▶ **EXERCISE**
Only the number is wanted: how many lines hold the word "Dollar"?

## start EXTRACTED MATERIAL

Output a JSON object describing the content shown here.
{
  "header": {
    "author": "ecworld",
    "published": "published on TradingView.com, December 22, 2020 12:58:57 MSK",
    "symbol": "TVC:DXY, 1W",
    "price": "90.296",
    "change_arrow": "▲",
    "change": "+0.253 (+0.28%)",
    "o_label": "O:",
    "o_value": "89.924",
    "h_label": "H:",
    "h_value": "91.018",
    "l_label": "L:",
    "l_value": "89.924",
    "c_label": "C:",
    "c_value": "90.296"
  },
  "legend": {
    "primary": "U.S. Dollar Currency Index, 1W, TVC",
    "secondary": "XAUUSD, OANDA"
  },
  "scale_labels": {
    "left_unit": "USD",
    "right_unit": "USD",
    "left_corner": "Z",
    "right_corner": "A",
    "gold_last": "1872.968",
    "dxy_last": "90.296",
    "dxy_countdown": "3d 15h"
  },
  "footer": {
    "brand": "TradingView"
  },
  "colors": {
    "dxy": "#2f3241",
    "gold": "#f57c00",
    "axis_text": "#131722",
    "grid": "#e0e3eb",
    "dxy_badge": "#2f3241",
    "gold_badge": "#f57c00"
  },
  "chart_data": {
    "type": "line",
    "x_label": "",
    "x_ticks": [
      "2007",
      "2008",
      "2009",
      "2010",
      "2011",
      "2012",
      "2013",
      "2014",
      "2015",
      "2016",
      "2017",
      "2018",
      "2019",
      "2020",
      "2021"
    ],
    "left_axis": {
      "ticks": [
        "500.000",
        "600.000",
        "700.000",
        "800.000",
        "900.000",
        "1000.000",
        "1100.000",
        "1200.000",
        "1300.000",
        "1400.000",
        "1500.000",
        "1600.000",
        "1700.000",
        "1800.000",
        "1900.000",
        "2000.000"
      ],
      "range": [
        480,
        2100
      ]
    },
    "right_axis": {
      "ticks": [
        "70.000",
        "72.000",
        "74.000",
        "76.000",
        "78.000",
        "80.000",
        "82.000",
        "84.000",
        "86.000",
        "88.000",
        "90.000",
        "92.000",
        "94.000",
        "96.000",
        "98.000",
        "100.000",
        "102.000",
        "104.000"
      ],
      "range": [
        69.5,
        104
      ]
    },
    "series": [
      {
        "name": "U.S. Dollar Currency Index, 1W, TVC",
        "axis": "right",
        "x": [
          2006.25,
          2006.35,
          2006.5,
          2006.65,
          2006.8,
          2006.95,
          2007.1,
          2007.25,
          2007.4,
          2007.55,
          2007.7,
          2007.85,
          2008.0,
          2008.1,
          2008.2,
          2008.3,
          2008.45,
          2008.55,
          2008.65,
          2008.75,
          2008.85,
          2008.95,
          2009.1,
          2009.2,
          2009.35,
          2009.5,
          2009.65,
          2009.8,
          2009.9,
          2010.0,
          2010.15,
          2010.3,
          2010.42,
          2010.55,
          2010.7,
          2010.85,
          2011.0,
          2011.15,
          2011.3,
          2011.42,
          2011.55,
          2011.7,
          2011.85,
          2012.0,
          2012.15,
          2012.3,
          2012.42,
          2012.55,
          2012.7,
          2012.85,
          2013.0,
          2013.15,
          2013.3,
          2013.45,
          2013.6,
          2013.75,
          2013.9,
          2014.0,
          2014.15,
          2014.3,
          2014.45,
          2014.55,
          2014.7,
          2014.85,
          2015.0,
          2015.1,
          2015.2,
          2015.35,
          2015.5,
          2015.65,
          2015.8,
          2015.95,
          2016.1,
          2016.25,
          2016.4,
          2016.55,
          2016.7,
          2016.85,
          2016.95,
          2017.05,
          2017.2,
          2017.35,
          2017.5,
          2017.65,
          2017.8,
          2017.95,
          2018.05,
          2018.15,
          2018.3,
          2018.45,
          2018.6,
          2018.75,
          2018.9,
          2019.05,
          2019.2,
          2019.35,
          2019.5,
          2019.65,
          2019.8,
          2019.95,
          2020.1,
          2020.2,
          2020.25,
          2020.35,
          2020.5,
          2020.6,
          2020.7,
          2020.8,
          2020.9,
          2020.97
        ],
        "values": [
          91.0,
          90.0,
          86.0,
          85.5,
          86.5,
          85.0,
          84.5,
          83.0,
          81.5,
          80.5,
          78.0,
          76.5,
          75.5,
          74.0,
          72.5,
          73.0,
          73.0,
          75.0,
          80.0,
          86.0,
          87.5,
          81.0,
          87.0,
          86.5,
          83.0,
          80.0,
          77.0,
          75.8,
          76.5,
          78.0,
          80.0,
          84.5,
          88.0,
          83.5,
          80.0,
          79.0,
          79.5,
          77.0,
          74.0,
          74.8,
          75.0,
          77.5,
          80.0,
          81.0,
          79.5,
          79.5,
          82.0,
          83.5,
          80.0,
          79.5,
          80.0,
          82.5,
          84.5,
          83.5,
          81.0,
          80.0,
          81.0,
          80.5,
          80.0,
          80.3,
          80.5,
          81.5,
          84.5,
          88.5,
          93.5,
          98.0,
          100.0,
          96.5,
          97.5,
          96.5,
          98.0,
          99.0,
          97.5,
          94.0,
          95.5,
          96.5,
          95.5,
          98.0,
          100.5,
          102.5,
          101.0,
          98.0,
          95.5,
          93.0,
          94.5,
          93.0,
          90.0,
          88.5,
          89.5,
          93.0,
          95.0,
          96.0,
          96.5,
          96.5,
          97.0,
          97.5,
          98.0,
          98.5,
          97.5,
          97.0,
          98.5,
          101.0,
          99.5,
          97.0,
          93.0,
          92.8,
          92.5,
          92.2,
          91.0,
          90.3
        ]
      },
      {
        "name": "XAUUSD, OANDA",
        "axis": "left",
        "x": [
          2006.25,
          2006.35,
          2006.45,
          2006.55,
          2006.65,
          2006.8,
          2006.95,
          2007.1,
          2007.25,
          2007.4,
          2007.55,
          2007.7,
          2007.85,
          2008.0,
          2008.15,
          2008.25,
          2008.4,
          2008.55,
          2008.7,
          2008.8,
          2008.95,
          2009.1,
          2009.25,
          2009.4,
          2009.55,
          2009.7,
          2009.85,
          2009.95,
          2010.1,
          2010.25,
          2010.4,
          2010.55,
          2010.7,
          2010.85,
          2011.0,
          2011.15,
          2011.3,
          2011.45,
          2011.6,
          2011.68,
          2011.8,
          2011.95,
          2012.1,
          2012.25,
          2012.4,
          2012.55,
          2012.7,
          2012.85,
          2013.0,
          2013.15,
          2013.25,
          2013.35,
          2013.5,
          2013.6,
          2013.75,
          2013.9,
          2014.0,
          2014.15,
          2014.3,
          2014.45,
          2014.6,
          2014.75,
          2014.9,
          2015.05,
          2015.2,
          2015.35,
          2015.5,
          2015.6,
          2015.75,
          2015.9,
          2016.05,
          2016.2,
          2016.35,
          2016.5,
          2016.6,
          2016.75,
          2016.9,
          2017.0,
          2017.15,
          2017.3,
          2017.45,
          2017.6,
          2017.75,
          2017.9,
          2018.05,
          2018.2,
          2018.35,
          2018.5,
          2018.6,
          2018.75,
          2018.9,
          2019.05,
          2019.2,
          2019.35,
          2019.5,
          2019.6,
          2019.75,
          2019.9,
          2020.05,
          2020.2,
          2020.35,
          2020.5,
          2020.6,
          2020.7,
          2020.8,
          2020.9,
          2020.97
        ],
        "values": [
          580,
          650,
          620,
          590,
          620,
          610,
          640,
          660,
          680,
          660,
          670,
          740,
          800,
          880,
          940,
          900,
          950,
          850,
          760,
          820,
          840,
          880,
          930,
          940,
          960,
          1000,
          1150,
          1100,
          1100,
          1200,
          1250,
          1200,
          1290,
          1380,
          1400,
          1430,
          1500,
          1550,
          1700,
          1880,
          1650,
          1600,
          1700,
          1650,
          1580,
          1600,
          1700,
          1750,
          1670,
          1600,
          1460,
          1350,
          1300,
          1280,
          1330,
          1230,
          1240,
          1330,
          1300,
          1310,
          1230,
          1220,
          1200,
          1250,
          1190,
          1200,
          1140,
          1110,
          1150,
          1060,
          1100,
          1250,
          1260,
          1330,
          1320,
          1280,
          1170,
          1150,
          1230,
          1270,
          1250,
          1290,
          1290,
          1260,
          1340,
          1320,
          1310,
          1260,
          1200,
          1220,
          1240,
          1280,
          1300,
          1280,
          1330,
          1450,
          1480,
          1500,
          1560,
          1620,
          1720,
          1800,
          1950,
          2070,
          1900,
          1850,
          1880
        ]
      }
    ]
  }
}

## end EXTRACTED MATERIAL

▶ **SOLVED EXERCISE**
2